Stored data
########

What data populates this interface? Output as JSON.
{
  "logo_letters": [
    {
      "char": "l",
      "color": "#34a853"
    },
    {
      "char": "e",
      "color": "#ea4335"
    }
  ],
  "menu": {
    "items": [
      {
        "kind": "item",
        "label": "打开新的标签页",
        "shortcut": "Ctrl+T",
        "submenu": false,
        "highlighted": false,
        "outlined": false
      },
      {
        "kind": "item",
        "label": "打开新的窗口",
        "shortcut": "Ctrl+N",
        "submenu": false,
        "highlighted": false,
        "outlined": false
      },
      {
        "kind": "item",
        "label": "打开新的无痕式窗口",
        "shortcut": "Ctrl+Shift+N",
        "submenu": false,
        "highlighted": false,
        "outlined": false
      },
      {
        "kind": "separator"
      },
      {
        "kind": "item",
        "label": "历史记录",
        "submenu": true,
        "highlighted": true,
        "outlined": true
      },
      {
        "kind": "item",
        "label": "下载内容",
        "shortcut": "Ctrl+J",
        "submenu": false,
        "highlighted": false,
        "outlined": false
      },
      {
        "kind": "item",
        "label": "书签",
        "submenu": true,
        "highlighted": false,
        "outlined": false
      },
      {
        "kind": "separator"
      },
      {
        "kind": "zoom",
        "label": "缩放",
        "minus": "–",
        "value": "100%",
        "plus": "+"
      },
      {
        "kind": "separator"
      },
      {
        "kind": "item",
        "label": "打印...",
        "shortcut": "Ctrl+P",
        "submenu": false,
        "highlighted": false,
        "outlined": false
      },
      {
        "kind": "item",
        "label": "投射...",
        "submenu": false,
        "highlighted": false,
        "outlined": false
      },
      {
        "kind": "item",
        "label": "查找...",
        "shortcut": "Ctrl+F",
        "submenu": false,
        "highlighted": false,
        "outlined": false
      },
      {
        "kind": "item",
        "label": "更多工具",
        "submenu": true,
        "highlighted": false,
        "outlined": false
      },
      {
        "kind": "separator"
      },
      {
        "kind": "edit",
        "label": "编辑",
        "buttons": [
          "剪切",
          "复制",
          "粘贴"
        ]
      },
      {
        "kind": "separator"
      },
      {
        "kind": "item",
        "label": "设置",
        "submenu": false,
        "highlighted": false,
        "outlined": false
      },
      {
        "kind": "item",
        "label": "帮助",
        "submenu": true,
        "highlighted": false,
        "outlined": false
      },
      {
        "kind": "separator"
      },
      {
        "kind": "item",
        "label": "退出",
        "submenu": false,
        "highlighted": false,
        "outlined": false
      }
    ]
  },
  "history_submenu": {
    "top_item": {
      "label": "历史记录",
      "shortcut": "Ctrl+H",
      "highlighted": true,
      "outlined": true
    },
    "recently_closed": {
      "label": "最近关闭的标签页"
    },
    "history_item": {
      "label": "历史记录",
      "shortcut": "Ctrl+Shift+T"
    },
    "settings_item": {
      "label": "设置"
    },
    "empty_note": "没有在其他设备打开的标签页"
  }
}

########

- **Requirement**
Select and copy each line from the data that includes the word "Shift".

- **The answer**
        "shortcut": "Ctrl+Shift+N",
      "shortcut": "Ctrl+Shift+T"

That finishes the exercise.